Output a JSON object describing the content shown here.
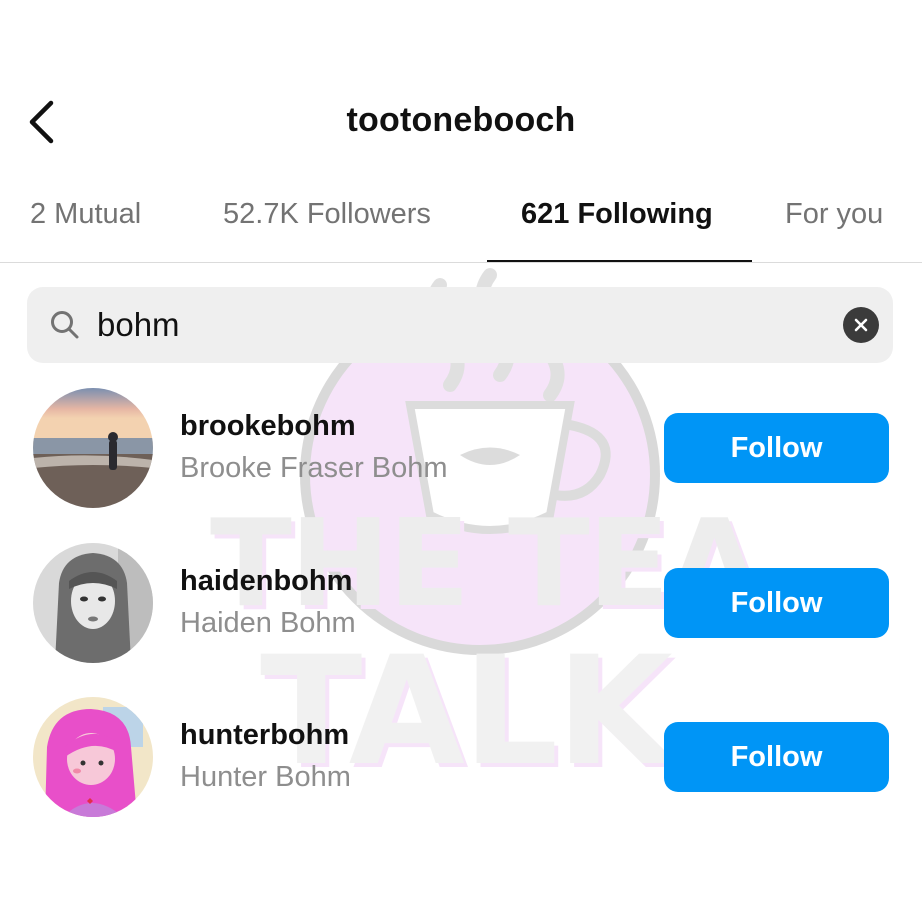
{
  "header": {
    "title": "tootonebooch",
    "back_icon": "chevron-left-icon"
  },
  "tabs": [
    {
      "label": "2 Mutual",
      "active": false
    },
    {
      "label": "52.7K Followers",
      "active": false
    },
    {
      "label": "621 Following",
      "active": true
    },
    {
      "label": "For you",
      "active": false
    }
  ],
  "search": {
    "value": "bohm",
    "icon": "search-icon",
    "clear_icon": "clear-icon"
  },
  "results": [
    {
      "username": "brookebohm",
      "full_name": "Brooke Fraser Bohm",
      "button_label": "Follow"
    },
    {
      "username": "haidenbohm",
      "full_name": "Haiden Bohm",
      "button_label": "Follow"
    },
    {
      "username": "hunterbohm",
      "full_name": "Hunter Bohm",
      "button_label": "Follow"
    }
  ],
  "watermark": {
    "line1": "THE TEA",
    "line2": "TALK"
  },
  "colors": {
    "follow_button": "#0095f6",
    "watermark_pink": "#e0a8e8",
    "secondary_text": "#8e8e8e"
  }
}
+--
Reproduce each entry precisely. Leave the pictures out.

THE RESULT
Output a JSON object describing the content shown here.
{
  "header": {
    "title": "tootonebooch",
    "back_icon": "chevron-left-icon"
  },
  "tabs": [
    {
      "label": "2 Mutual",
      "active": false
    },
    {
      "label": "52.7K Followers",
      "active": false
    },
    {
      "label": "621 Following",
      "active": true
    },
    {
      "label": "For you",
      "active": false
    }
  ],
  "search": {
    "value": "bohm",
    "icon": "search-icon",
    "clear_icon": "clear-icon"
  },
  "results": [
    {
      "username": "brookebohm",
      "full_name": "Brooke Fraser Bohm",
      "button_label": "Follow"
    },
    {
      "username": "haidenbohm",
      "full_name": "Haiden Bohm",
      "button_label": "Follow"
    },
    {
      "username": "hunterbohm",
      "full_name": "Hunter Bohm",
      "button_label": "Follow"
    }
  ],
  "watermark": {
    "line1": "THE TEA",
    "line2": "TALK"
  },
  "colors": {
    "follow_button": "#0095f6",
    "watermark_pink": "#e0a8e8",
    "secondary_text": "#8e8e8e"
  }
}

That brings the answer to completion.